Stated problem: Omit all images, then return the remaining material exactly as it stands.

--- Begin Provided information ---

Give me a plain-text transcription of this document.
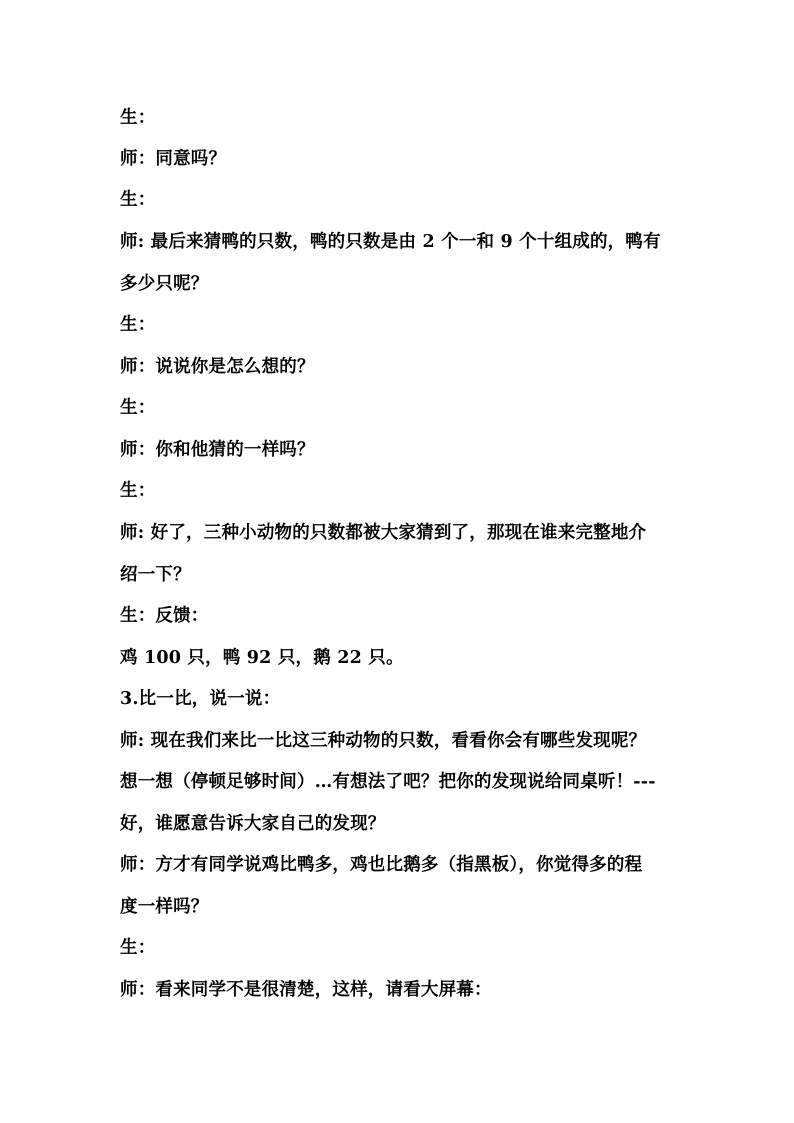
生：
师：同意吗？
生：
师: 最后来猜鸭的只数，鸭的只数是由 2 个一和 9 个十组成的，鸭有
多少只呢？
生：
师：说说你是怎么想的？
生：
师：你和他猜的一样吗？
生：
师: 好了，三种小动物的只数都被大家猜到了，那现在谁来完整地介
绍一下？
生：反馈：
鸡 100 只，鸭 92 只，鹅 22 只。
3.比一比，说一说：
师: 现在我们来比一比这三种动物的只数，看看你会有哪些发现呢？
想一想（停顿足够时间）…有想法了吧？把你的发现说给同桌听！---
好，谁愿意告诉大家自己的发现？
师：方才有同学说鸡比鸭多，鸡也比鹅多（指黑板），你觉得多的程
度一样吗？
生：
师：看来同学不是很清楚，这样，请看大屏幕：
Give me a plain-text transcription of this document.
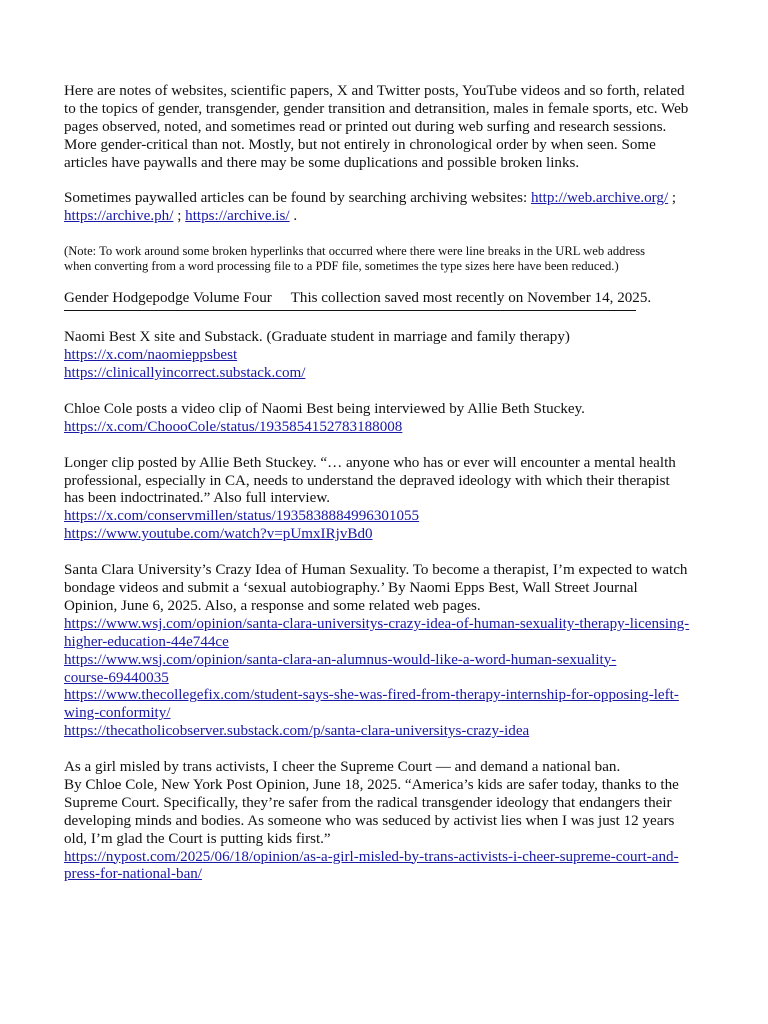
Here are notes of websites, scientific papers, X and Twitter posts, YouTube videos and so forth, related
to the topics of gender, transgender, gender transition and detransition, males in female sports, etc. Web
pages observed, noted, and sometimes read or printed out during web surfing and research sessions.
More gender-critical than not. Mostly, but not entirely in chronological order by when seen. Some
articles have paywalls and there may be some duplications and possible broken links.

Sometimes paywalled articles can be found by searching archiving websites: http://web.archive.org/ ;
https://archive.ph/ ; https://archive.is/ .

(Note: To work around some broken hyperlinks that occurred where there were line breaks in the URL web address
when converting from a word processing file to a PDF file, sometimes the type sizes here have been reduced.)

Gender Hodgepodge Volume Four This collection saved most recently on November 14, 2025.

Naomi Best X site and Substack. (Graduate student in marriage and family therapy)
https://x.com/naomieppsbest
https://clinicallyincorrect.substack.com/

Chloe Cole posts a video clip of Naomi Best being interviewed by Allie Beth Stuckey.
https://x.com/ChoooCole/status/1935854152783188008

Longer clip posted by Allie Beth Stuckey. “… anyone who has or ever will encounter a mental health
professional, especially in CA, needs to understand the depraved ideology with which their therapist
has been indoctrinated.” Also full interview.
https://x.com/conservmillen/status/1935838884996301055
https://www.youtube.com/watch?v=pUmxIRjvBd0

Santa Clara University’s Crazy Idea of Human Sexuality. To become a therapist, I’m expected to watch
bondage videos and submit a ‘sexual autobiography.’ By Naomi Epps Best, Wall Street Journal
Opinion, June 6, 2025. Also, a response and some related web pages.
https://www.wsj.com/opinion/santa-clara-universitys-crazy-idea-of-human-sexuality-therapy-licensing-
higher-education-44e744ce
https://www.wsj.com/opinion/santa-clara-an-alumnus-would-like-a-word-human-sexuality-
course-69440035
https://www.thecollegefix.com/student-says-she-was-fired-from-therapy-internship-for-opposing-left-
wing-conformity/
https://thecatholicobserver.substack.com/p/santa-clara-universitys-crazy-idea

As a girl misled by trans activists, I cheer the Supreme Court — and demand a national ban.
By Chloe Cole, New York Post Opinion, June 18, 2025. “America’s kids are safer today, thanks to the
Supreme Court. Specifically, they’re safer from the radical transgender ideology that endangers their
developing minds and bodies. As someone who was seduced by activist lies when I was just 12 years
old, I’m glad the Court is putting kids first.”
https://nypost.com/2025/06/18/opinion/as-a-girl-misled-by-trans-activists-i-cheer-supreme-court-and-
press-for-national-ban/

--- End Provided information ---

Output for this exercise:
Give me a plain-text transcription of this document.
生：
师：同意吗？
生：
师: 最后来猜鸭的只数，鸭的只数是由 2 个一和 9 个十组成的，鸭有
多少只呢？
生：
师：说说你是怎么想的？
生：
师：你和他猜的一样吗？
生：
师: 好了，三种小动物的只数都被大家猜到了，那现在谁来完整地介
绍一下？
生：反馈：
鸡 100 只，鸭 92 只，鹅 22 只。
3.比一比，说一说：
师: 现在我们来比一比这三种动物的只数，看看你会有哪些发现呢？
想一想（停顿足够时间）…有想法了吧？把你的发现说给同桌听！---
好，谁愿意告诉大家自己的发现？
师：方才有同学说鸡比鸭多，鸡也比鹅多（指黑板），你觉得多的程
度一样吗？
生：
师：看来同学不是很清楚，这样，请看大屏幕：
Give me a plain-text transcription of this document.
Here are notes of websites, scientific papers, X and Twitter posts, YouTube videos and so forth, related
to the topics of gender, transgender, gender transition and detransition, males in female sports, etc. Web
pages observed, noted, and sometimes read or printed out during web surfing and research sessions.
More gender-critical than not. Mostly, but not entirely in chronological order by when seen. Some
articles have paywalls and there may be some duplications and possible broken links.

Sometimes paywalled articles can be found by searching archiving websites: http://web.archive.org/ ;
https://archive.ph/ ; https://archive.is/ .

(Note: To work around some broken hyperlinks that occurred where there were line breaks in the URL web address
when converting from a word processing file to a PDF file, sometimes the type sizes here have been reduced.)

Gender Hodgepodge Volume Four This collection saved most recently on November 14, 2025.

Naomi Best X site and Substack. (Graduate student in marriage and family therapy)
https://x.com/naomieppsbest
https://clinicallyincorrect.substack.com/

Chloe Cole posts a video clip of Naomi Best being interviewed by Allie Beth Stuckey.
https://x.com/ChoooCole/status/1935854152783188008

Longer clip posted by Allie Beth Stuckey. “… anyone who has or ever will encounter a mental health
professional, especially in CA, needs to understand the depraved ideology with which their therapist
has been indoctrinated.” Also full interview.
https://x.com/conservmillen/status/1935838884996301055
https://www.youtube.com/watch?v=pUmxIRjvBd0

Santa Clara University’s Crazy Idea of Human Sexuality. To become a therapist, I’m expected to watch
bondage videos and submit a ‘sexual autobiography.’ By Naomi Epps Best, Wall Street Journal
Opinion, June 6, 2025. Also, a response and some related web pages.
https://www.wsj.com/opinion/santa-clara-universitys-crazy-idea-of-human-sexuality-therapy-licensing-
higher-education-44e744ce
https://www.wsj.com/opinion/santa-clara-an-alumnus-would-like-a-word-human-sexuality-
course-69440035
https://www.thecollegefix.com/student-says-she-was-fired-from-therapy-internship-for-opposing-left-
wing-conformity/
https://thecatholicobserver.substack.com/p/santa-clara-universitys-crazy-idea

As a girl misled by trans activists, I cheer the Supreme Court — and demand a national ban.
By Chloe Cole, New York Post Opinion, June 18, 2025. “America’s kids are safer today, thanks to the
Supreme Court. Specifically, they’re safer from the radical transgender ideology that endangers their
developing minds and bodies. As someone who was seduced by activist lies when I was just 12 years
old, I’m glad the Court is putting kids first.”
https://nypost.com/2025/06/18/opinion/as-a-girl-misled-by-trans-activists-i-cheer-supreme-court-and-
press-for-national-ban/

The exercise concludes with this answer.